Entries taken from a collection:
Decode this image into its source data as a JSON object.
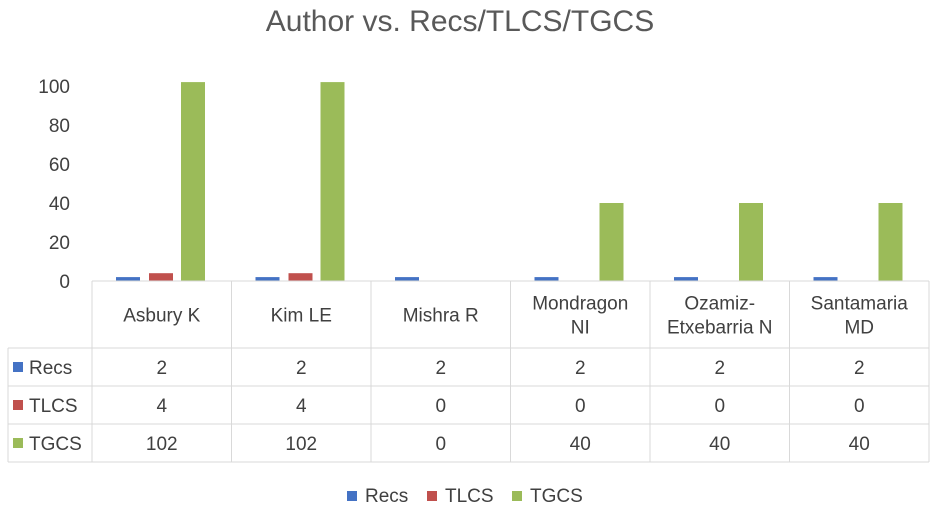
{
  "chart_data": {
    "type": "bar",
    "title": "Author vs. Recs/TLCS/TGCS",
    "categories": [
      [
        "Asbury K"
      ],
      [
        "Kim LE"
      ],
      [
        "Mishra R"
      ],
      [
        "Mondragon",
        "NI"
      ],
      [
        "Ozamiz-",
        "Etxebarria N"
      ],
      [
        "Santamaria",
        "MD"
      ]
    ],
    "series": [
      {
        "name": "Recs",
        "color": "#4472C4",
        "values": [
          2,
          2,
          2,
          2,
          2,
          2
        ]
      },
      {
        "name": "TLCS",
        "color": "#C0504D",
        "values": [
          4,
          4,
          0,
          0,
          0,
          0
        ]
      },
      {
        "name": "TGCS",
        "color": "#9BBB59",
        "values": [
          102,
          102,
          0,
          40,
          40,
          40
        ]
      }
    ],
    "ylim": [
      0,
      100
    ],
    "yticks": [
      0,
      20,
      40,
      60,
      80,
      100
    ],
    "grid": false,
    "data_table": true,
    "legend": "bottom"
  }
}
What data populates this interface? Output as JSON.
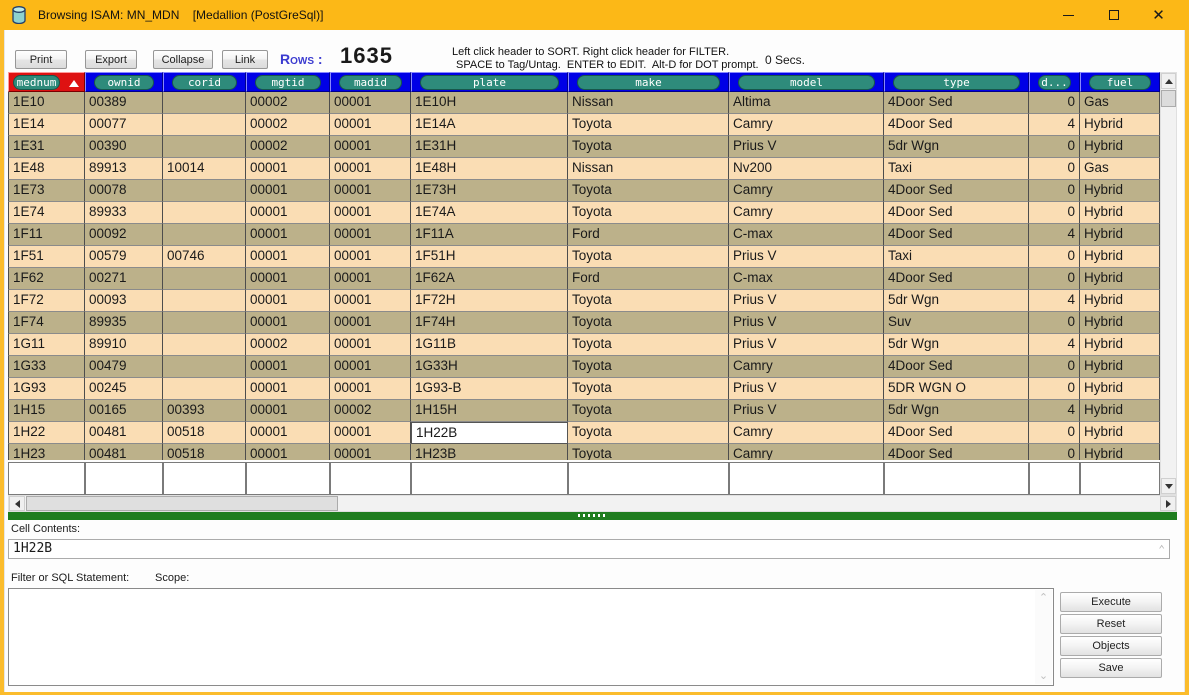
{
  "window": {
    "title": "Browsing ISAM: MN_MDN    [Medallion (PostGreSql)]",
    "icon": "database-cylinder-icon",
    "controls": [
      "minimize",
      "maximize",
      "close"
    ]
  },
  "toolbar": {
    "buttons": [
      "Print",
      "Export",
      "Collapse",
      "Link"
    ],
    "rows_label": "Rows :",
    "rows_count": "1635",
    "instructions_line1": "Left click header to SORT. Right click header for FILTER.",
    "instructions_line2": "SPACE to Tag/Untag.  ENTER to EDIT.  Alt-D for DOT prompt.",
    "elapsed": "0 Secs."
  },
  "grid": {
    "sort": {
      "column": "mednum",
      "direction": "asc"
    },
    "columns": [
      {
        "key": "mednum",
        "label": "mednum",
        "sorted": true
      },
      {
        "key": "ownid",
        "label": "ownid",
        "sorted": false
      },
      {
        "key": "corid",
        "label": "corid",
        "sorted": false
      },
      {
        "key": "mgtid",
        "label": "mgtid",
        "sorted": false
      },
      {
        "key": "madid",
        "label": "madid",
        "sorted": false
      },
      {
        "key": "plate",
        "label": "plate",
        "sorted": false
      },
      {
        "key": "make",
        "label": "make",
        "sorted": false
      },
      {
        "key": "model",
        "label": "model",
        "sorted": false
      },
      {
        "key": "type",
        "label": "type",
        "sorted": false
      },
      {
        "key": "d",
        "label": "d...",
        "sorted": false
      },
      {
        "key": "fuel",
        "label": "fuel",
        "sorted": false
      }
    ],
    "rows": [
      [
        "1E10",
        "00389",
        "",
        "00002",
        "00001",
        "1E10H",
        "Nissan",
        "Altima",
        "4Door Sed",
        "0",
        "Gas"
      ],
      [
        "1E14",
        "00077",
        "",
        "00002",
        "00001",
        "1E14A",
        "Toyota",
        "Camry",
        "4Door Sed",
        "4",
        "Hybrid"
      ],
      [
        "1E31",
        "00390",
        "",
        "00002",
        "00001",
        "1E31H",
        "Toyota",
        "Prius V",
        "5dr Wgn",
        "0",
        "Hybrid"
      ],
      [
        "1E48",
        "89913",
        "10014",
        "00001",
        "00001",
        "1E48H",
        "Nissan",
        "Nv200",
        "Taxi",
        "0",
        "Gas"
      ],
      [
        "1E73",
        "00078",
        "",
        "00001",
        "00001",
        "1E73H",
        "Toyota",
        "Camry",
        "4Door Sed",
        "0",
        "Hybrid"
      ],
      [
        "1E74",
        "89933",
        "",
        "00001",
        "00001",
        "1E74A",
        "Toyota",
        "Camry",
        "4Door Sed",
        "0",
        "Hybrid"
      ],
      [
        "1F11",
        "00092",
        "",
        "00001",
        "00001",
        "1F11A",
        "Ford",
        "C-max",
        "4Door Sed",
        "4",
        "Hybrid"
      ],
      [
        "1F51",
        "00579",
        "00746",
        "00001",
        "00001",
        "1F51H",
        "Toyota",
        "Prius V",
        "Taxi",
        "0",
        "Hybrid"
      ],
      [
        "1F62",
        "00271",
        "",
        "00001",
        "00001",
        "1F62A",
        "Ford",
        "C-max",
        "4Door Sed",
        "0",
        "Hybrid"
      ],
      [
        "1F72",
        "00093",
        "",
        "00001",
        "00001",
        "1F72H",
        "Toyota",
        "Prius V",
        "5dr Wgn",
        "4",
        "Hybrid"
      ],
      [
        "1F74",
        "89935",
        "",
        "00001",
        "00001",
        "1F74H",
        "Toyota",
        "Prius V",
        "Suv",
        "0",
        "Hybrid"
      ],
      [
        "1G11",
        "89910",
        "",
        "00002",
        "00001",
        "1G11B",
        "Toyota",
        "Prius V",
        "5dr Wgn",
        "4",
        "Hybrid"
      ],
      [
        "1G33",
        "00479",
        "",
        "00001",
        "00001",
        "1G33H",
        "Toyota",
        "Camry",
        "4Door Sed",
        "0",
        "Hybrid"
      ],
      [
        "1G93",
        "00245",
        "",
        "00001",
        "00001",
        "1G93-B",
        "Toyota",
        "Prius V",
        "5DR WGN O",
        "0",
        "Hybrid"
      ],
      [
        "1H15",
        "00165",
        "00393",
        "00001",
        "00002",
        "1H15H",
        "Toyota",
        "Prius V",
        "5dr Wgn",
        "4",
        "Hybrid"
      ],
      [
        "1H22",
        "00481",
        "00518",
        "00001",
        "00001",
        "1H22B",
        "Toyota",
        "Camry",
        "4Door Sed",
        "0",
        "Hybrid"
      ],
      [
        "1H23",
        "00481",
        "00518",
        "00001",
        "00001",
        "1H23B",
        "Toyota",
        "Camry",
        "4Door Sed",
        "0",
        "Hybrid"
      ]
    ],
    "selected_cell": {
      "row_index": 15,
      "column_index": 5,
      "value": "1H22B"
    }
  },
  "status": {
    "cell_contents_label": "Cell Contents:",
    "cell_contents_value": "1H22B"
  },
  "filter": {
    "label": "Filter or SQL Statement:",
    "scope_label": "Scope:",
    "value": ""
  },
  "actions": [
    "Execute",
    "Reset",
    "Objects",
    "Save"
  ],
  "colors": {
    "titlebar": "#FCB817",
    "header_bg": "#0000E6",
    "header_pill": "#2E8B7B",
    "sorted_bg": "#DE1212",
    "row_dark": "#BCB18A",
    "row_light": "#FADDB4",
    "progress": "#1F7D1F"
  }
}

_WHAT YOU WILL DO_
Do not copy the pictures, but repeat every line exactly.

_RESULT_
Decode this image into its source data as a JSON object.
{
  "chart_data": {
    "type": "bar",
    "title": "Author vs. Recs/TLCS/TGCS",
    "categories": [
      [
        "Asbury K"
      ],
      [
        "Kim LE"
      ],
      [
        "Mishra R"
      ],
      [
        "Mondragon",
        "NI"
      ],
      [
        "Ozamiz-",
        "Etxebarria N"
      ],
      [
        "Santamaria",
        "MD"
      ]
    ],
    "series": [
      {
        "name": "Recs",
        "color": "#4472C4",
        "values": [
          2,
          2,
          2,
          2,
          2,
          2
        ]
      },
      {
        "name": "TLCS",
        "color": "#C0504D",
        "values": [
          4,
          4,
          0,
          0,
          0,
          0
        ]
      },
      {
        "name": "TGCS",
        "color": "#9BBB59",
        "values": [
          102,
          102,
          0,
          40,
          40,
          40
        ]
      }
    ],
    "ylim": [
      0,
      100
    ],
    "yticks": [
      0,
      20,
      40,
      60,
      80,
      100
    ],
    "grid": false,
    "data_table": true,
    "legend": "bottom"
  }
}
What data populates this interface? Output as JSON.
{
  "window": {
    "title": "Browsing ISAM: MN_MDN    [Medallion (PostGreSql)]",
    "icon": "database-cylinder-icon",
    "controls": [
      "minimize",
      "maximize",
      "close"
    ]
  },
  "toolbar": {
    "buttons": [
      "Print",
      "Export",
      "Collapse",
      "Link"
    ],
    "rows_label": "Rows :",
    "rows_count": "1635",
    "instructions_line1": "Left click header to SORT. Right click header for FILTER.",
    "instructions_line2": "SPACE to Tag/Untag.  ENTER to EDIT.  Alt-D for DOT prompt.",
    "elapsed": "0 Secs."
  },
  "grid": {
    "sort": {
      "column": "mednum",
      "direction": "asc"
    },
    "columns": [
      {
        "key": "mednum",
        "label": "mednum",
        "sorted": true
      },
      {
        "key": "ownid",
        "label": "ownid",
        "sorted": false
      },
      {
        "key": "corid",
        "label": "corid",
        "sorted": false
      },
      {
        "key": "mgtid",
        "label": "mgtid",
        "sorted": false
      },
      {
        "key": "madid",
        "label": "madid",
        "sorted": false
      },
      {
        "key": "plate",
        "label": "plate",
        "sorted": false
      },
      {
        "key": "make",
        "label": "make",
        "sorted": false
      },
      {
        "key": "model",
        "label": "model",
        "sorted": false
      },
      {
        "key": "type",
        "label": "type",
        "sorted": false
      },
      {
        "key": "d",
        "label": "d...",
        "sorted": false
      },
      {
        "key": "fuel",
        "label": "fuel",
        "sorted": false
      }
    ],
    "rows": [
      [
        "1E10",
        "00389",
        "",
        "00002",
        "00001",
        "1E10H",
        "Nissan",
        "Altima",
        "4Door Sed",
        "0",
        "Gas"
      ],
      [
        "1E14",
        "00077",
        "",
        "00002",
        "00001",
        "1E14A",
        "Toyota",
        "Camry",
        "4Door Sed",
        "4",
        "Hybrid"
      ],
      [
        "1E31",
        "00390",
        "",
        "00002",
        "00001",
        "1E31H",
        "Toyota",
        "Prius V",
        "5dr Wgn",
        "0",
        "Hybrid"
      ],
      [
        "1E48",
        "89913",
        "10014",
        "00001",
        "00001",
        "1E48H",
        "Nissan",
        "Nv200",
        "Taxi",
        "0",
        "Gas"
      ],
      [
        "1E73",
        "00078",
        "",
        "00001",
        "00001",
        "1E73H",
        "Toyota",
        "Camry",
        "4Door Sed",
        "0",
        "Hybrid"
      ],
      [
        "1E74",
        "89933",
        "",
        "00001",
        "00001",
        "1E74A",
        "Toyota",
        "Camry",
        "4Door Sed",
        "0",
        "Hybrid"
      ],
      [
        "1F11",
        "00092",
        "",
        "00001",
        "00001",
        "1F11A",
        "Ford",
        "C-max",
        "4Door Sed",
        "4",
        "Hybrid"
      ],
      [
        "1F51",
        "00579",
        "00746",
        "00001",
        "00001",
        "1F51H",
        "Toyota",
        "Prius V",
        "Taxi",
        "0",
        "Hybrid"
      ],
      [
        "1F62",
        "00271",
        "",
        "00001",
        "00001",
        "1F62A",
        "Ford",
        "C-max",
        "4Door Sed",
        "0",
        "Hybrid"
      ],
      [
        "1F72",
        "00093",
        "",
        "00001",
        "00001",
        "1F72H",
        "Toyota",
        "Prius V",
        "5dr Wgn",
        "4",
        "Hybrid"
      ],
      [
        "1F74",
        "89935",
        "",
        "00001",
        "00001",
        "1F74H",
        "Toyota",
        "Prius V",
        "Suv",
        "0",
        "Hybrid"
      ],
      [
        "1G11",
        "89910",
        "",
        "00002",
        "00001",
        "1G11B",
        "Toyota",
        "Prius V",
        "5dr Wgn",
        "4",
        "Hybrid"
      ],
      [
        "1G33",
        "00479",
        "",
        "00001",
        "00001",
        "1G33H",
        "Toyota",
        "Camry",
        "4Door Sed",
        "0",
        "Hybrid"
      ],
      [
        "1G93",
        "00245",
        "",
        "00001",
        "00001",
        "1G93-B",
        "Toyota",
        "Prius V",
        "5DR WGN O",
        "0",
        "Hybrid"
      ],
      [
        "1H15",
        "00165",
        "00393",
        "00001",
        "00002",
        "1H15H",
        "Toyota",
        "Prius V",
        "5dr Wgn",
        "4",
        "Hybrid"
      ],
      [
        "1H22",
        "00481",
        "00518",
        "00001",
        "00001",
        "1H22B",
        "Toyota",
        "Camry",
        "4Door Sed",
        "0",
        "Hybrid"
      ],
      [
        "1H23",
        "00481",
        "00518",
        "00001",
        "00001",
        "1H23B",
        "Toyota",
        "Camry",
        "4Door Sed",
        "0",
        "Hybrid"
      ]
    ],
    "selected_cell": {
      "row_index": 15,
      "column_index": 5,
      "value": "1H22B"
    }
  },
  "status": {
    "cell_contents_label": "Cell Contents:",
    "cell_contents_value": "1H22B"
  },
  "filter": {
    "label": "Filter or SQL Statement:",
    "scope_label": "Scope:",
    "value": ""
  },
  "actions": [
    "Execute",
    "Reset",
    "Objects",
    "Save"
  ],
  "colors": {
    "titlebar": "#FCB817",
    "header_bg": "#0000E6",
    "header_pill": "#2E8B7B",
    "sorted_bg": "#DE1212",
    "row_dark": "#BCB18A",
    "row_light": "#FADDB4",
    "progress": "#1F7D1F"
  }
}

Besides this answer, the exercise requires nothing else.